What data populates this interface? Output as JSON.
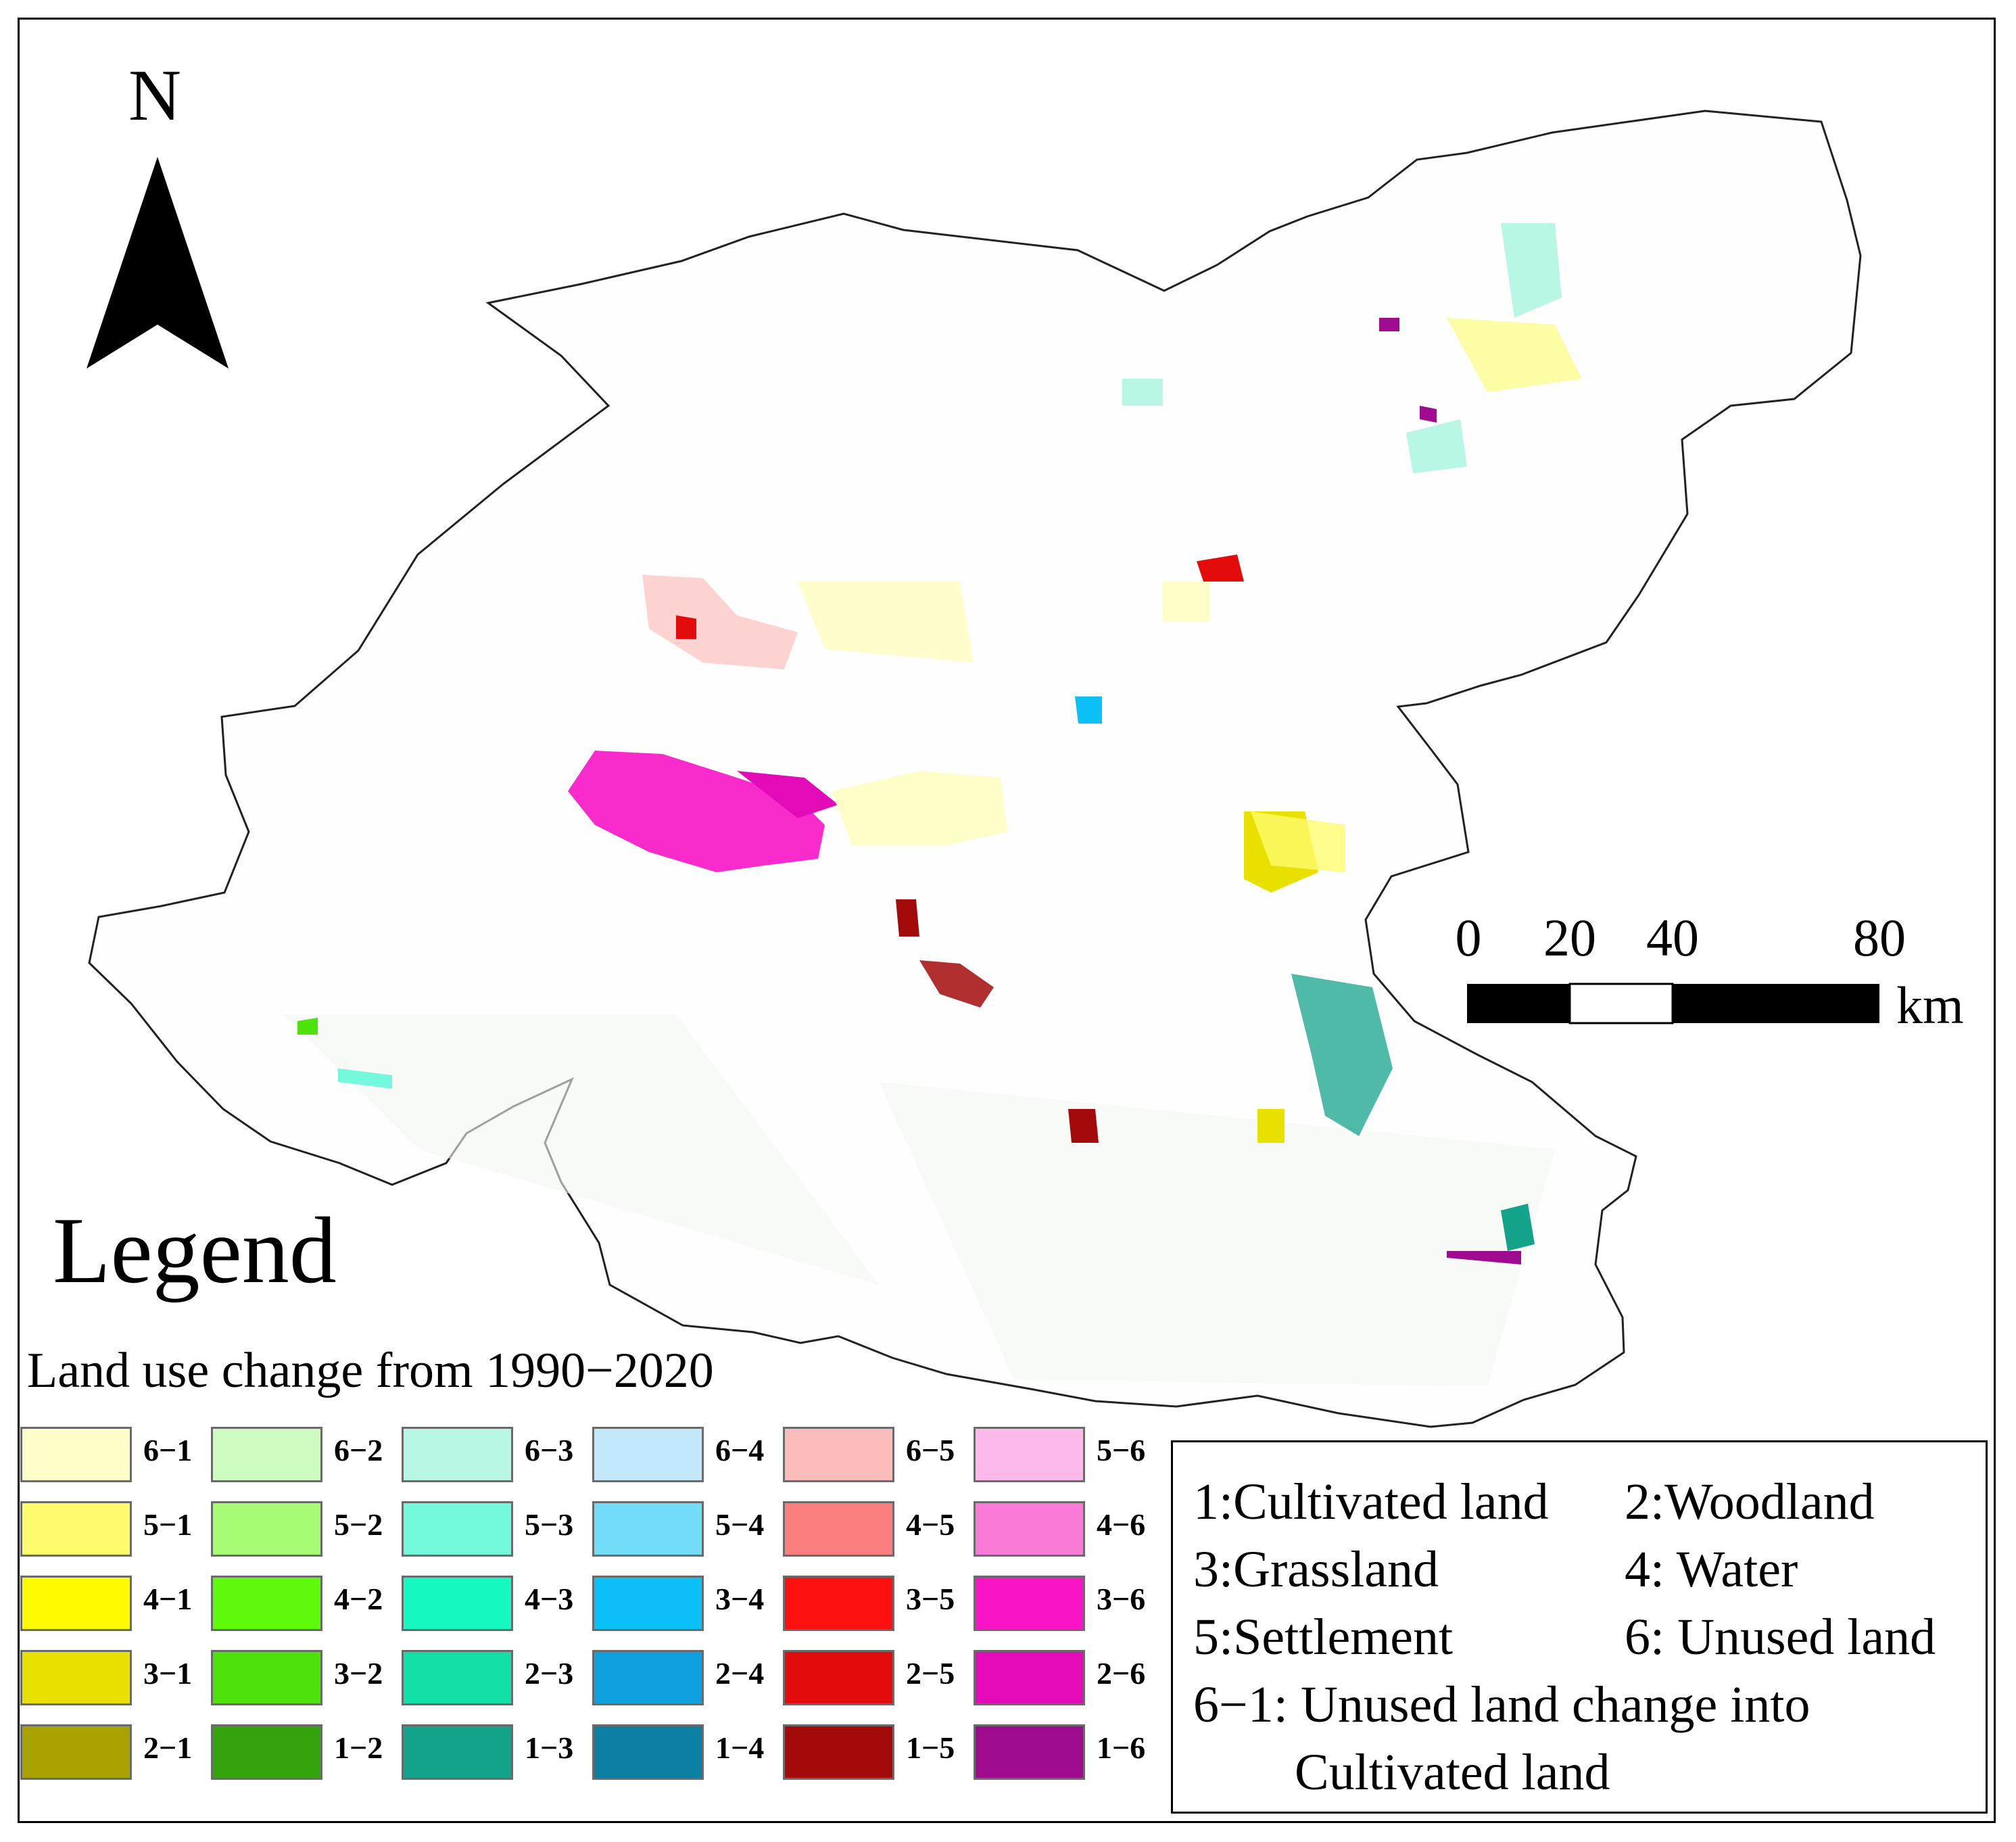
{
  "north_arrow": {
    "label": "N"
  },
  "scale_bar": {
    "ticks": [
      "0",
      "20",
      "40",
      "80"
    ],
    "unit": "km"
  },
  "legend": {
    "title": "Legend",
    "subtitle": "Land use change from 1990−2020",
    "items": [
      {
        "code": "6−1",
        "color": "#fefec8"
      },
      {
        "code": "6−2",
        "color": "#cdfbc0"
      },
      {
        "code": "6−3",
        "color": "#b8f6e6"
      },
      {
        "code": "6−4",
        "color": "#c3e8fb"
      },
      {
        "code": "6−5",
        "color": "#fdbcbc"
      },
      {
        "code": "5−6",
        "color": "#fdb9ea"
      },
      {
        "code": "5−1",
        "color": "#fefb6d"
      },
      {
        "code": "5−2",
        "color": "#a8fb74"
      },
      {
        "code": "5−3",
        "color": "#75f9dd"
      },
      {
        "code": "5−4",
        "color": "#72dcf9"
      },
      {
        "code": "4−5",
        "color": "#fc7f7f"
      },
      {
        "code": "4−6",
        "color": "#f97ad7"
      },
      {
        "code": "4−1",
        "color": "#fefa00"
      },
      {
        "code": "4−2",
        "color": "#5dfb0b"
      },
      {
        "code": "4−3",
        "color": "#15f8c0"
      },
      {
        "code": "3−4",
        "color": "#0bc0f7"
      },
      {
        "code": "3−5",
        "color": "#fc1010"
      },
      {
        "code": "3−6",
        "color": "#fa14c6"
      },
      {
        "code": "3−1",
        "color": "#e8e100"
      },
      {
        "code": "3−2",
        "color": "#4ce20a"
      },
      {
        "code": "2−3",
        "color": "#12e0a6"
      },
      {
        "code": "2−4",
        "color": "#0fa0e0"
      },
      {
        "code": "2−5",
        "color": "#e30b0b"
      },
      {
        "code": "2−6",
        "color": "#e30bb8"
      },
      {
        "code": "2−1",
        "color": "#a7a200"
      },
      {
        "code": "1−2",
        "color": "#35a30c"
      },
      {
        "code": "1−3",
        "color": "#13a38a"
      },
      {
        "code": "1−4",
        "color": "#0c80a3"
      },
      {
        "code": "1−5",
        "color": "#a30b0b"
      },
      {
        "code": "1−6",
        "color": "#9f0b8f"
      }
    ]
  },
  "codes": {
    "c1": "1:Cultivated land",
    "c2": "2:Woodland",
    "c3": "3:Grassland",
    "c4": "4: Water",
    "c5": "5:Settlement",
    "c6": "6: Unused land",
    "example_line1": "6−1: Unused land change into",
    "example_line2": "Cultivated land"
  }
}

※ ※ ※

## What you need to do
Go through the material and copy out every line with "Unused" in it.

## Solution to this problem
    "c6": "6: Unused land",
    "example_line1": "6−1: Unused land change into",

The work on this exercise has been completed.